Stored entries
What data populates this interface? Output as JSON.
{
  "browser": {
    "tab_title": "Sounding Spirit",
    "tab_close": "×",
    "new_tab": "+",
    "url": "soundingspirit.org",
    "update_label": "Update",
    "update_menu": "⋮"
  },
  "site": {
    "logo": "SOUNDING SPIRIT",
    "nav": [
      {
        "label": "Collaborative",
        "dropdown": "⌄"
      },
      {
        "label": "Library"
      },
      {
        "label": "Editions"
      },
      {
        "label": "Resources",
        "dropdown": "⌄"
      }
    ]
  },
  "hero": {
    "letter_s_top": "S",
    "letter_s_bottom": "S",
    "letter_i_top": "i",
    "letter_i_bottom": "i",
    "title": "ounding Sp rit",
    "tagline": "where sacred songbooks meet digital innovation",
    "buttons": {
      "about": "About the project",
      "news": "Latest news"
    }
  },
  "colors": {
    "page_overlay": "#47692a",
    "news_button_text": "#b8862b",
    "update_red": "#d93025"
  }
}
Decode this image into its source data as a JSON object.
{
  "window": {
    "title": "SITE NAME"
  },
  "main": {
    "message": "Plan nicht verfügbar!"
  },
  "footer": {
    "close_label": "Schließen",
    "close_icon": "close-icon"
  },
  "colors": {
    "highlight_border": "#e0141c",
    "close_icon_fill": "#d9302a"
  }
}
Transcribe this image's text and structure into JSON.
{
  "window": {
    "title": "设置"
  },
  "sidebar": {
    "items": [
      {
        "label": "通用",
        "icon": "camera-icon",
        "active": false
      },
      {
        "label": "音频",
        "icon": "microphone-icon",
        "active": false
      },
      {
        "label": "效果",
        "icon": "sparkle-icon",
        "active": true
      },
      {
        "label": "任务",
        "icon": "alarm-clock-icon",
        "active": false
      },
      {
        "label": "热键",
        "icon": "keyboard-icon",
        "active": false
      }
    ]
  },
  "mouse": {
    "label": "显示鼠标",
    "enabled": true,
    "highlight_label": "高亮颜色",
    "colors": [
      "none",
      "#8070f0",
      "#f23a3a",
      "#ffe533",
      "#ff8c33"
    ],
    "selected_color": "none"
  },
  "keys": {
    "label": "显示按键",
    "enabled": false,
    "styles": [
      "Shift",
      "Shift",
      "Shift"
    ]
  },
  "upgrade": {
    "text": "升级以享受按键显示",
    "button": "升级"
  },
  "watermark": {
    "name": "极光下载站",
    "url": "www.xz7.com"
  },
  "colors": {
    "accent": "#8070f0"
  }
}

--

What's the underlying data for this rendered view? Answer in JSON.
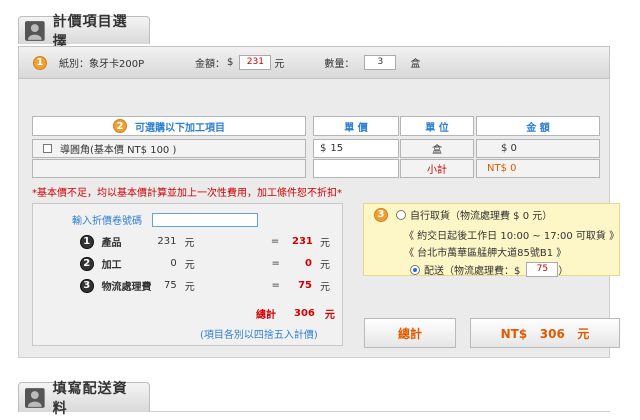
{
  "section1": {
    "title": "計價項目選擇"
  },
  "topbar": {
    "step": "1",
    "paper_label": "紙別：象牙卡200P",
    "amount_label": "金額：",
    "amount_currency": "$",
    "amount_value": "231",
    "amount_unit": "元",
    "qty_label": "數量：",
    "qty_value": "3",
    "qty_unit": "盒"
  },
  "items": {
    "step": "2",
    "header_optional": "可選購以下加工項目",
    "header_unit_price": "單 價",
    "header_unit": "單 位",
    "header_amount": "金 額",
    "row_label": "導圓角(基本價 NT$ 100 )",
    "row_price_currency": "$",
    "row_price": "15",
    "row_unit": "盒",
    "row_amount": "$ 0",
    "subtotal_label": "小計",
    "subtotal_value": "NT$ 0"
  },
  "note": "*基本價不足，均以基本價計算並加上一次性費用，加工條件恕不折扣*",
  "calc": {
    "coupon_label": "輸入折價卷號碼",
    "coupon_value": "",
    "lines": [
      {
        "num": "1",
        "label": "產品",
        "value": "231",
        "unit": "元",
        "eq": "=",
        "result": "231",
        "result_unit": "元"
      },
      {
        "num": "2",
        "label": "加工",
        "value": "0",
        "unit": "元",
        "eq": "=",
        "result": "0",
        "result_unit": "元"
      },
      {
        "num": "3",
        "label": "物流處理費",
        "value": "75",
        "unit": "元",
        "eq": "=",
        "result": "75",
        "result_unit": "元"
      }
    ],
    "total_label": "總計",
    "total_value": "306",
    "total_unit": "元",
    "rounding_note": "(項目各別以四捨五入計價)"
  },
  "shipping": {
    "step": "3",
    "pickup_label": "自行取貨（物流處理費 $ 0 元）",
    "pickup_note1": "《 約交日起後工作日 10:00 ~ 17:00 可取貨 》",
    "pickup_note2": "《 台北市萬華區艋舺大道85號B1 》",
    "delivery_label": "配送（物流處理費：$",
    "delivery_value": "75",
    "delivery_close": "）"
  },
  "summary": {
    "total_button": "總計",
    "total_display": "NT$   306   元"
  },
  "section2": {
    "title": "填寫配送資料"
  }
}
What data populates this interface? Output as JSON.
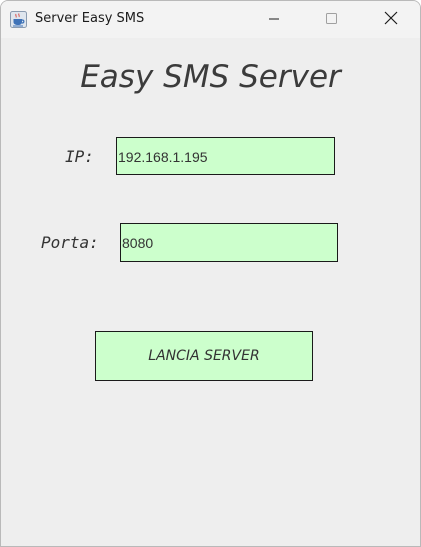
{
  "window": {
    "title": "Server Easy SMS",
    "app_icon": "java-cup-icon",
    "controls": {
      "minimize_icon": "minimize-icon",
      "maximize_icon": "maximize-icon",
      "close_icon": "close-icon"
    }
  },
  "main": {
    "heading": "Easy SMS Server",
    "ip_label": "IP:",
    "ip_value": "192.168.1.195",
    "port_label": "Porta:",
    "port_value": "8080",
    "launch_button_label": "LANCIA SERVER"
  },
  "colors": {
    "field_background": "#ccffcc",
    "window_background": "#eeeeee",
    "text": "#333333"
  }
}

Stated exercise: Reproduce each line from the records that contains the word "data".

Task result:
What data populates this interface? Output as JSON.
Decode this image into its source data as a JSON object.
What's the underlying data for this rendered view? Answer in JSON.
What data populates this interface? Output as JSON.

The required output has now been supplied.